Stored items
- - - - - - -

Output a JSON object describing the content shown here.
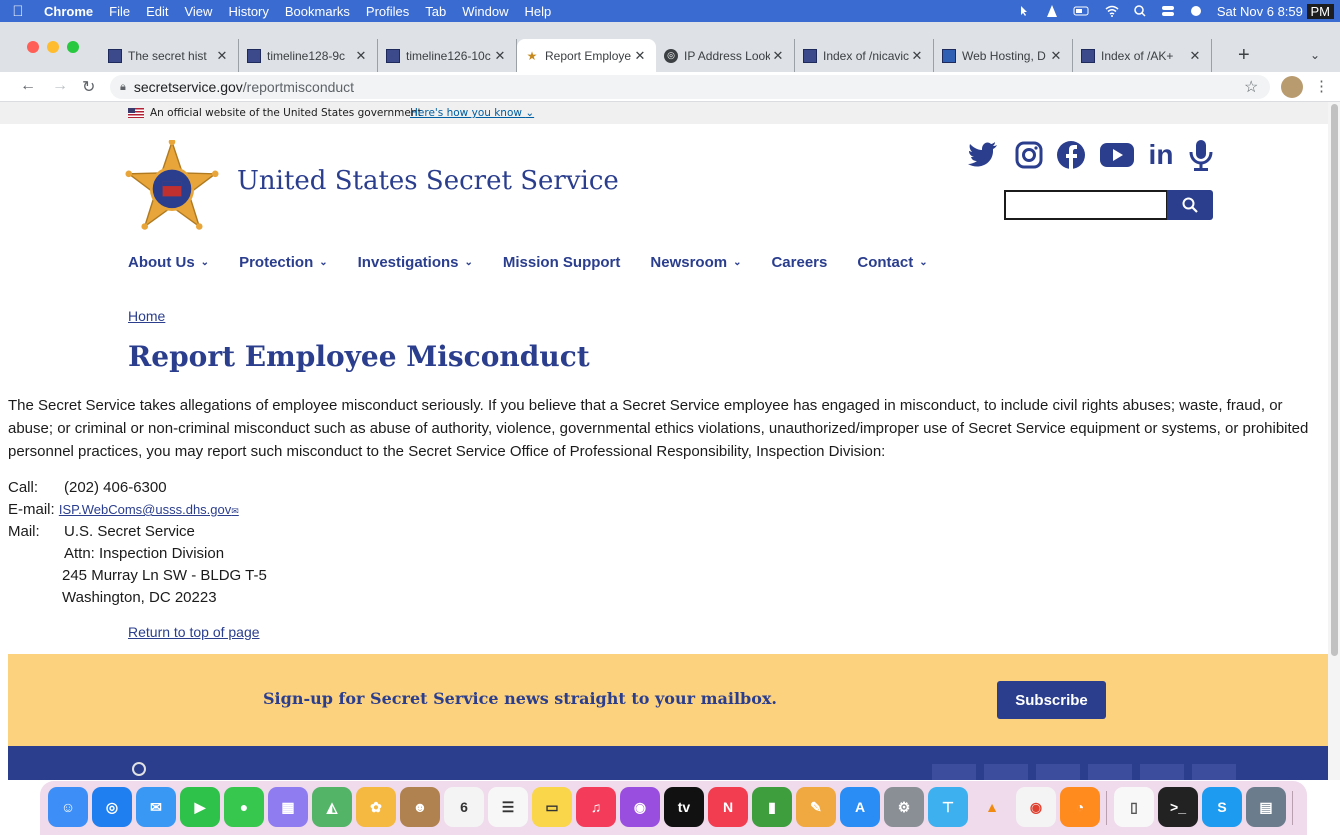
{
  "menubar": {
    "app": "Chrome",
    "items": [
      "File",
      "Edit",
      "View",
      "History",
      "Bookmarks",
      "Profiles",
      "Tab",
      "Window",
      "Help"
    ],
    "clock": "Sat Nov 6",
    "time": "8:59",
    "ampm": "PM"
  },
  "tabs": [
    {
      "label": "The secret hist",
      "icon": "grid-icon"
    },
    {
      "label": "timeline128-9c",
      "icon": "grid-icon"
    },
    {
      "label": "timeline126-10c",
      "icon": "grid-icon"
    },
    {
      "label": "Report Employe",
      "icon": "star-badge-icon"
    },
    {
      "label": "IP Address Look",
      "icon": "globe-icon"
    },
    {
      "label": "Index of /nicavic",
      "icon": "grid-icon"
    },
    {
      "label": "Web Hosting, D",
      "icon": "grid-icon"
    },
    {
      "label": "Index of /AK+",
      "icon": "grid-icon"
    }
  ],
  "address": {
    "domain": "secretservice.gov",
    "path": "/reportmisconduct"
  },
  "banner": {
    "official": "An official website of the United States government",
    "howknow": "Here's how you know"
  },
  "agency_name": "United States Secret Service",
  "nav": [
    {
      "label": "About Us",
      "dropdown": true
    },
    {
      "label": "Protection",
      "dropdown": true
    },
    {
      "label": "Investigations",
      "dropdown": true
    },
    {
      "label": "Mission Support",
      "dropdown": false
    },
    {
      "label": "Newsroom",
      "dropdown": true
    },
    {
      "label": "Careers",
      "dropdown": false
    },
    {
      "label": "Contact",
      "dropdown": true
    }
  ],
  "breadcrumb": "Home",
  "title": "Report Employee Misconduct",
  "intro": "The Secret Service takes allegations of employee misconduct seriously. If you believe that a Secret Service employee has engaged in misconduct, to include civil rights abuses; waste, fraud, or abuse; or criminal or non-criminal misconduct such as abuse of authority, violence, governmental ethics violations, unauthorized/improper use of Secret Service equipment or systems, or prohibited personnel practices, you may report such misconduct to the Secret Service Office of Professional Responsibility, Inspection Division:",
  "contact": {
    "call_label": "Call:",
    "call_value": "(202) 406-6300",
    "email_label": "E-mail:",
    "email_value": "ISP.WebComs@usss.dhs.gov",
    "mail_label": "Mail:",
    "mail_lines": [
      "U.S. Secret Service",
      "Attn: Inspection Division",
      "245 Murray Ln SW - BLDG T-5",
      "Washington, DC 20223"
    ]
  },
  "return_top": "Return to top of page",
  "signup": {
    "text": "Sign-up for Secret Service news straight to your mailbox.",
    "button": "Subscribe"
  },
  "colors": {
    "brand_blue": "#2b3e8e",
    "signup_bg": "#fdd27f",
    "menubar": "#3a6bd0"
  }
}
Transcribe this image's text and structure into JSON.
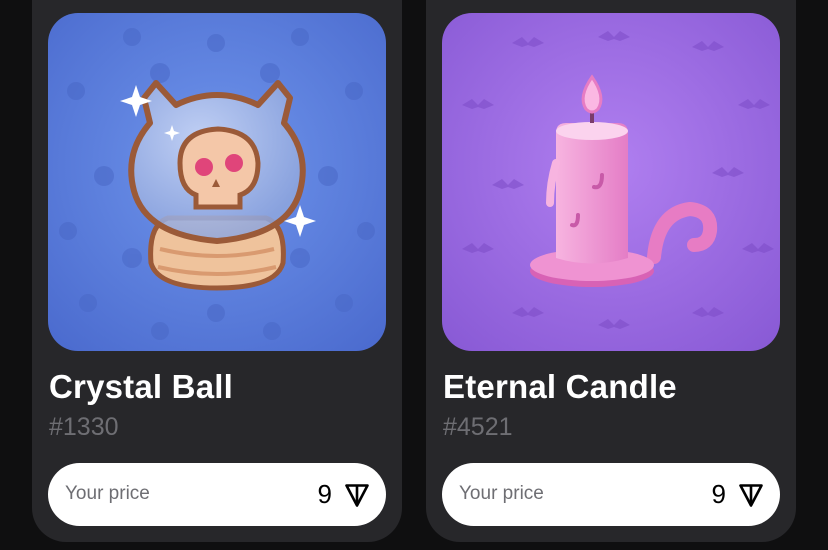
{
  "colors": {
    "page_background": "#0f0f10",
    "card_background": "#27272a",
    "crystal_ball_backdrop": "#5b7fdd",
    "eternal_candle_backdrop": "#9a6be0",
    "pill_background": "#ffffff",
    "muted_text": "#6e6e73"
  },
  "items": [
    {
      "name": "Crystal Ball",
      "number": "#1330",
      "price_label": "Your price",
      "price_value": "9",
      "currency_icon": "ton-icon",
      "artwork_icon": "crystal-ball-icon"
    },
    {
      "name": "Eternal Candle",
      "number": "#4521",
      "price_label": "Your price",
      "price_value": "9",
      "currency_icon": "ton-icon",
      "artwork_icon": "candle-icon"
    }
  ]
}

- - - - - - -

### Written exercise
Set down exactly and only the lines from the line that contains "Transcribe this image's" through the last line of the entries above, with both of those lines included and the pictures left out.

### Answer to this task
Transcribe this image's text and structure into JSON.
{
  "colors": {
    "page_background": "#0f0f10",
    "card_background": "#27272a",
    "crystal_ball_backdrop": "#5b7fdd",
    "eternal_candle_backdrop": "#9a6be0",
    "pill_background": "#ffffff",
    "muted_text": "#6e6e73"
  },
  "items": [
    {
      "name": "Crystal Ball",
      "number": "#1330",
      "price_label": "Your price",
      "price_value": "9",
      "currency_icon": "ton-icon",
      "artwork_icon": "crystal-ball-icon"
    },
    {
      "name": "Eternal Candle",
      "number": "#4521",
      "price_label": "Your price",
      "price_value": "9",
      "currency_icon": "ton-icon",
      "artwork_icon": "candle-icon"
    }
  ]
}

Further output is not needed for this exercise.